▼

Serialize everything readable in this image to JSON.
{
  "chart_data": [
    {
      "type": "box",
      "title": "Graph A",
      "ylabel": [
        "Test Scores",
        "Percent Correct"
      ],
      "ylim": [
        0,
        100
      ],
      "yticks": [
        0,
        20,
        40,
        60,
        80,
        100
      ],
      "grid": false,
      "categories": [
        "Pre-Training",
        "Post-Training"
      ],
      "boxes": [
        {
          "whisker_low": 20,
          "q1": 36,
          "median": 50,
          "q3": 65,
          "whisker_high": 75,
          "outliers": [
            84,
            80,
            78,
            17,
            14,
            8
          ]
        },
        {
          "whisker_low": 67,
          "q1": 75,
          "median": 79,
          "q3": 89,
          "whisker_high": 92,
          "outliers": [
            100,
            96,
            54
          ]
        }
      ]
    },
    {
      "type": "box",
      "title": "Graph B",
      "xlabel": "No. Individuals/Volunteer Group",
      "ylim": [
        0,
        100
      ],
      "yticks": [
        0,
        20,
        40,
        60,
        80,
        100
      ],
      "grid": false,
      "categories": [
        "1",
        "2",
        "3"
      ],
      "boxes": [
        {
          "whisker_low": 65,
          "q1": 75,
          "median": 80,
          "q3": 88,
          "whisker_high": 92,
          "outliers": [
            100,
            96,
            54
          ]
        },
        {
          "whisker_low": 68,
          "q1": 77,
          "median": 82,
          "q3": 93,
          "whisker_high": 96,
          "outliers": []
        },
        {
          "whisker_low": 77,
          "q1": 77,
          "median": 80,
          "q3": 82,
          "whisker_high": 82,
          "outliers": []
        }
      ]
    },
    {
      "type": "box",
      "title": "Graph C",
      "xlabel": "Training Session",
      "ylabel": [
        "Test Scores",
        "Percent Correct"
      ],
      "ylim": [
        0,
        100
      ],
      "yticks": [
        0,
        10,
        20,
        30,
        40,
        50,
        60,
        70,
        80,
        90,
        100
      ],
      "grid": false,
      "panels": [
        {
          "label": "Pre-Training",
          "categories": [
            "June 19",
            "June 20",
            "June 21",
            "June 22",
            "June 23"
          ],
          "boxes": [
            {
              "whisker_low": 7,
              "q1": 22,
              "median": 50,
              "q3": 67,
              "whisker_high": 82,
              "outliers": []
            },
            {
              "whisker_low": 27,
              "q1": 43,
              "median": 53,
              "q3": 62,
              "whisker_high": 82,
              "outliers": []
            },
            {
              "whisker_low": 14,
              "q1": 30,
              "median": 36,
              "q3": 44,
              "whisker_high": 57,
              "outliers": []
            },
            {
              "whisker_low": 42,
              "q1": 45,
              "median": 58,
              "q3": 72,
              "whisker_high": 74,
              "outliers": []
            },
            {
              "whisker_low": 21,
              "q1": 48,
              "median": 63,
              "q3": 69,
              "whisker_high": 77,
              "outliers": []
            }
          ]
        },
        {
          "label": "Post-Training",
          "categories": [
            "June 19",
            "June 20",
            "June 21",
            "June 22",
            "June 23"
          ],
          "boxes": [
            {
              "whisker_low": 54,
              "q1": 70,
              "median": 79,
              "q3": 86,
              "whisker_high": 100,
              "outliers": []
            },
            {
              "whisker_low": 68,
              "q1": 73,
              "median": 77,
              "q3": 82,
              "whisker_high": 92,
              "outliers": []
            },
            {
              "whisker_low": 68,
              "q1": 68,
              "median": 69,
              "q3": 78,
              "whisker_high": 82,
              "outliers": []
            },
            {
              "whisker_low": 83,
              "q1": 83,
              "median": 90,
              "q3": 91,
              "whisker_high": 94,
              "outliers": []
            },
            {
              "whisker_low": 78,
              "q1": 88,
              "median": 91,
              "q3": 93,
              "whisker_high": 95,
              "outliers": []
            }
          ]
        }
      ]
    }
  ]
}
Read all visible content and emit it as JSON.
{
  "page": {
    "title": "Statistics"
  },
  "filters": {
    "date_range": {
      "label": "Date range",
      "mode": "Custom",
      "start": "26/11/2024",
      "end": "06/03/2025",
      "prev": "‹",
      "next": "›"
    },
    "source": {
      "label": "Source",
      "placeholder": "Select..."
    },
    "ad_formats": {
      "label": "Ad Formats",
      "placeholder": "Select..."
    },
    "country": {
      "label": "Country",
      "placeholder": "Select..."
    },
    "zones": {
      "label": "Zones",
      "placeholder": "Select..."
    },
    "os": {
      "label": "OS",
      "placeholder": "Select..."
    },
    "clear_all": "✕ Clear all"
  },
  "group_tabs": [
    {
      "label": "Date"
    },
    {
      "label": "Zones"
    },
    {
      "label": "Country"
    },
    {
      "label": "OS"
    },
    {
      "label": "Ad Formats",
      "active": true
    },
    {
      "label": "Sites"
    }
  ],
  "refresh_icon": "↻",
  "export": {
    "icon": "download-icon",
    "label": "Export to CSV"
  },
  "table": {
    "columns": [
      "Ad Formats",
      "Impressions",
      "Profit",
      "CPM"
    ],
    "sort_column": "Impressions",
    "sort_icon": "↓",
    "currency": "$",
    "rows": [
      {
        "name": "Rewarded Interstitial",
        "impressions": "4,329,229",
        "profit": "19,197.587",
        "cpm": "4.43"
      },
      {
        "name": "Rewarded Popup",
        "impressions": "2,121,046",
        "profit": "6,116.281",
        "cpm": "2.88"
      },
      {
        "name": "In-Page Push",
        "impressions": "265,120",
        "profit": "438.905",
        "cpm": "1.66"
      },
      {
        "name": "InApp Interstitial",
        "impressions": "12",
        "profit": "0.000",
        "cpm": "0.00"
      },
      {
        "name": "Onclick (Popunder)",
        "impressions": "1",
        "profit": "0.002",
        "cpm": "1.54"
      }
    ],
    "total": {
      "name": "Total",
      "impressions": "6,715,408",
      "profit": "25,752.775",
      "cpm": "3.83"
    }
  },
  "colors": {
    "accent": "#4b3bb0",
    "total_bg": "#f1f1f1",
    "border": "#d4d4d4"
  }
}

▲

**What you have to do:** List the lines of the entries that include "Interstitial".

**Result of this exercise:**
        "name": "Rewarded Interstitial",
        "name": "InApp Interstitial",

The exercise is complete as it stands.